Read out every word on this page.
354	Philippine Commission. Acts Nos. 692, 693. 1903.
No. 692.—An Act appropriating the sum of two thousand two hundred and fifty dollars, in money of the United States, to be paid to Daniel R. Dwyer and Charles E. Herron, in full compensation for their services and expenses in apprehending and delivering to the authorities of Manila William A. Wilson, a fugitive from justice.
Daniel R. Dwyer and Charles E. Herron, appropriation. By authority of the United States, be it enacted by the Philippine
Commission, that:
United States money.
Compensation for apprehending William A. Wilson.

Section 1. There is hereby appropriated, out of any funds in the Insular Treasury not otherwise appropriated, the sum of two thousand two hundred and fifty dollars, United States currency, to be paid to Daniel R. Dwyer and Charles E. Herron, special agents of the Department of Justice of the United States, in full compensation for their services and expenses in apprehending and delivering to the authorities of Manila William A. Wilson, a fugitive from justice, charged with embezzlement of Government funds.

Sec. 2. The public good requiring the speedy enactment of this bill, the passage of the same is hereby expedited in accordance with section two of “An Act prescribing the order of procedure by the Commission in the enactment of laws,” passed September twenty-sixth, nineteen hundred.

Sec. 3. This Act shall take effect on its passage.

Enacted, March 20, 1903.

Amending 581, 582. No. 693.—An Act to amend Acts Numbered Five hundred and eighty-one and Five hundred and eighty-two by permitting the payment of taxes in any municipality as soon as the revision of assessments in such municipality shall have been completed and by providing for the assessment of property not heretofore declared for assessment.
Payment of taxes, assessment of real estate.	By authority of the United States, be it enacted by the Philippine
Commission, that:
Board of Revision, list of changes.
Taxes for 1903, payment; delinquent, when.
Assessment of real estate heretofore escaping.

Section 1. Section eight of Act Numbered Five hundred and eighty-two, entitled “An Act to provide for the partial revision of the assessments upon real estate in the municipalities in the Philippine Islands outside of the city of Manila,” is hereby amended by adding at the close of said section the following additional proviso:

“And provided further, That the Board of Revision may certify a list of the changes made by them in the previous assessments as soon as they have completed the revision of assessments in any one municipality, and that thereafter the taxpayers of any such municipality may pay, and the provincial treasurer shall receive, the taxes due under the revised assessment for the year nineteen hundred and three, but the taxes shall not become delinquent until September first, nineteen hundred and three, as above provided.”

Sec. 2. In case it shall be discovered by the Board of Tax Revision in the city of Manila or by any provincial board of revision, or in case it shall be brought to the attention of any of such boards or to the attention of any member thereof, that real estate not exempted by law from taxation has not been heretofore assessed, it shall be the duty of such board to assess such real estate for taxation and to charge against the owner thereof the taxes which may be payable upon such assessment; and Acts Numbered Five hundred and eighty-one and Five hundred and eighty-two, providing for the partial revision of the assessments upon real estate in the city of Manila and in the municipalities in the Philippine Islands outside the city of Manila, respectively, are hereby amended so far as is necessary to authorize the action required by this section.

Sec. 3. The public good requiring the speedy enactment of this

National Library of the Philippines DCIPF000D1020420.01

**********

_Exercise directions_
Repeat every line of the data, exactly and in full.

_Answer to the exercise_
Read out every word on this page.
354	Philippine Commission. Acts Nos. 692, 693. 1903.
No. 692.—An Act appropriating the sum of two thousand two hundred and fifty dollars, in money of the United States, to be paid to Daniel R. Dwyer and Charles E. Herron, in full compensation for their services and expenses in apprehending and delivering to the authorities of Manila William A. Wilson, a fugitive from justice.
Daniel R. Dwyer and Charles E. Herron, appropriation. By authority of the United States, be it enacted by the Philippine
Commission, that:
United States money.
Compensation for apprehending William A. Wilson.

Section 1. There is hereby appropriated, out of any funds in the Insular Treasury not otherwise appropriated, the sum of two thousand two hundred and fifty dollars, United States currency, to be paid to Daniel R. Dwyer and Charles E. Herron, special agents of the Department of Justice of the United States, in full compensation for their services and expenses in apprehending and delivering to the authorities of Manila William A. Wilson, a fugitive from justice, charged with embezzlement of Government funds.

Sec. 2. The public good requiring the speedy enactment of this bill, the passage of the same is hereby expedited in accordance with section two of “An Act prescribing the order of procedure by the Commission in the enactment of laws,” passed September twenty-sixth, nineteen hundred.

Sec. 3. This Act shall take effect on its passage.

Enacted, March 20, 1903.

Amending 581, 582. No. 693.—An Act to amend Acts Numbered Five hundred and eighty-one and Five hundred and eighty-two by permitting the payment of taxes in any municipality as soon as the revision of assessments in such municipality shall have been completed and by providing for the assessment of property not heretofore declared for assessment.
Payment of taxes, assessment of real estate.	By authority of the United States, be it enacted by the Philippine
Commission, that:
Board of Revision, list of changes.
Taxes for 1903, payment; delinquent, when.
Assessment of real estate heretofore escaping.

Section 1. Section eight of Act Numbered Five hundred and eighty-two, entitled “An Act to provide for the partial revision of the assessments upon real estate in the municipalities in the Philippine Islands outside of the city of Manila,” is hereby amended by adding at the close of said section the following additional proviso:

“And provided further, That the Board of Revision may certify a list of the changes made by them in the previous assessments as soon as they have completed the revision of assessments in any one municipality, and that thereafter the taxpayers of any such municipality may pay, and the provincial treasurer shall receive, the taxes due under the revised assessment for the year nineteen hundred and three, but the taxes shall not become delinquent until September first, nineteen hundred and three, as above provided.”

Sec. 2. In case it shall be discovered by the Board of Tax Revision in the city of Manila or by any provincial board of revision, or in case it shall be brought to the attention of any of such boards or to the attention of any member thereof, that real estate not exempted by law from taxation has not been heretofore assessed, it shall be the duty of such board to assess such real estate for taxation and to charge against the owner thereof the taxes which may be payable upon such assessment; and Acts Numbered Five hundred and eighty-one and Five hundred and eighty-two, providing for the partial revision of the assessments upon real estate in the city of Manila and in the municipalities in the Philippine Islands outside the city of Manila, respectively, are hereby amended so far as is necessary to authorize the action required by this section.

Sec. 3. The public good requiring the speedy enactment of this

National Library of the Philippines DCIPF000D1020420.01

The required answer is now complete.